Exercise requirements: The data below should be printed in full, exactly, and without any of its images.

Material to process:

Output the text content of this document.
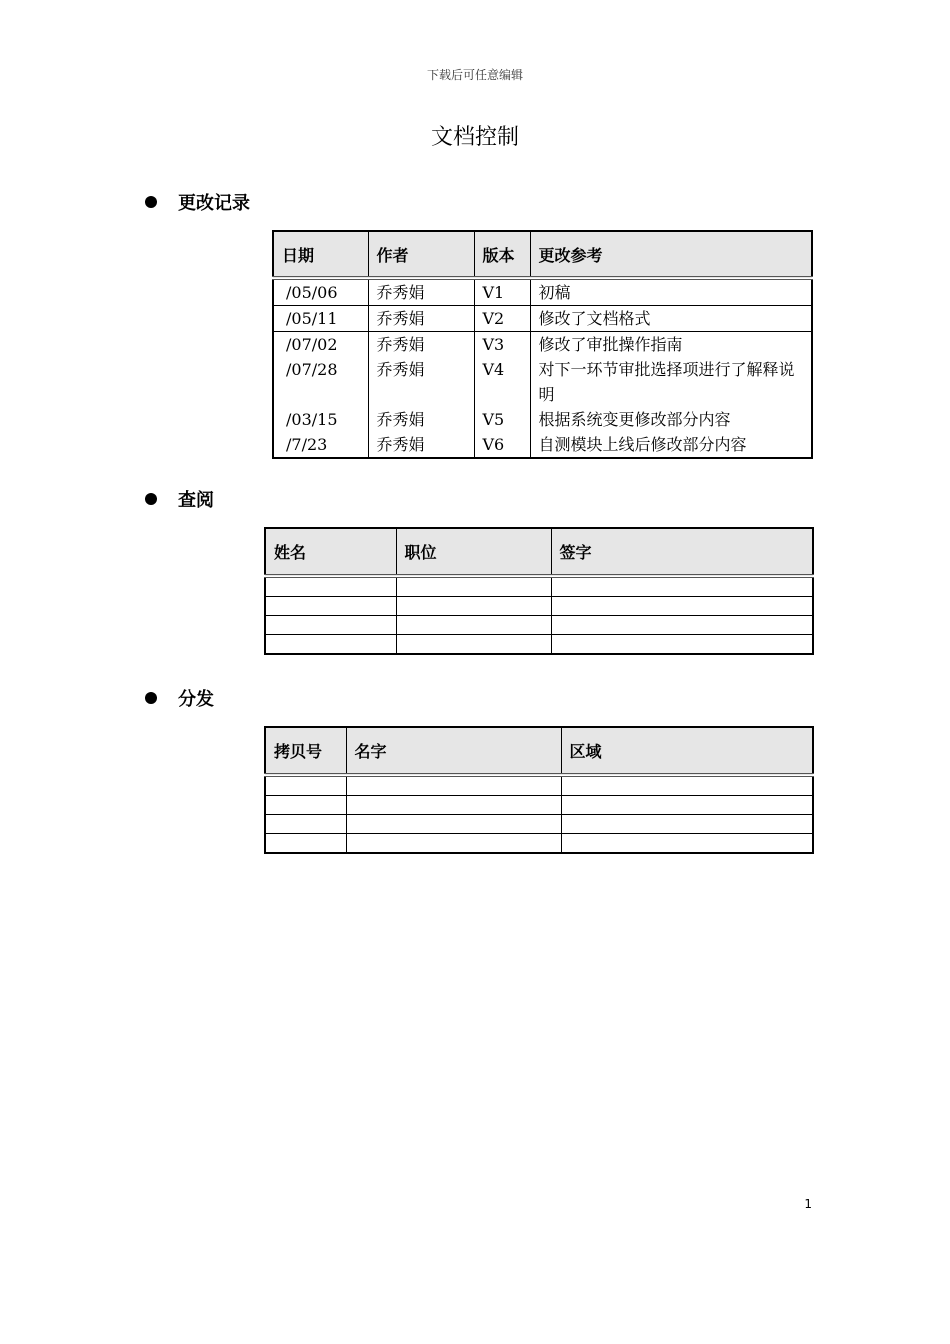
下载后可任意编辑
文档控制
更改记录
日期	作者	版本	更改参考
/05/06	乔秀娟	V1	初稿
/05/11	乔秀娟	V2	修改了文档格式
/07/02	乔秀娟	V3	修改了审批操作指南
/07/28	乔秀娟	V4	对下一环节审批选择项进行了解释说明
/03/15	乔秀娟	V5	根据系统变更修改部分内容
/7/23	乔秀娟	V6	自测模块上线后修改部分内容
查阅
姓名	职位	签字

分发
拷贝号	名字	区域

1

The answer:
Output the text content of this document.
下载后可任意编辑
文档控制
更改记录
日期	作者	版本	更改参考
/05/06	乔秀娟	V1	初稿
/05/11	乔秀娟	V2	修改了文档格式
/07/02	乔秀娟	V3	修改了审批操作指南
/07/28	乔秀娟	V4	对下一环节审批选择项进行了解释说明
/03/15	乔秀娟	V5	根据系统变更修改部分内容
/7/23	乔秀娟	V6	自测模块上线后修改部分内容
查阅
姓名	职位	签字

分发
拷贝号	名字	区域

1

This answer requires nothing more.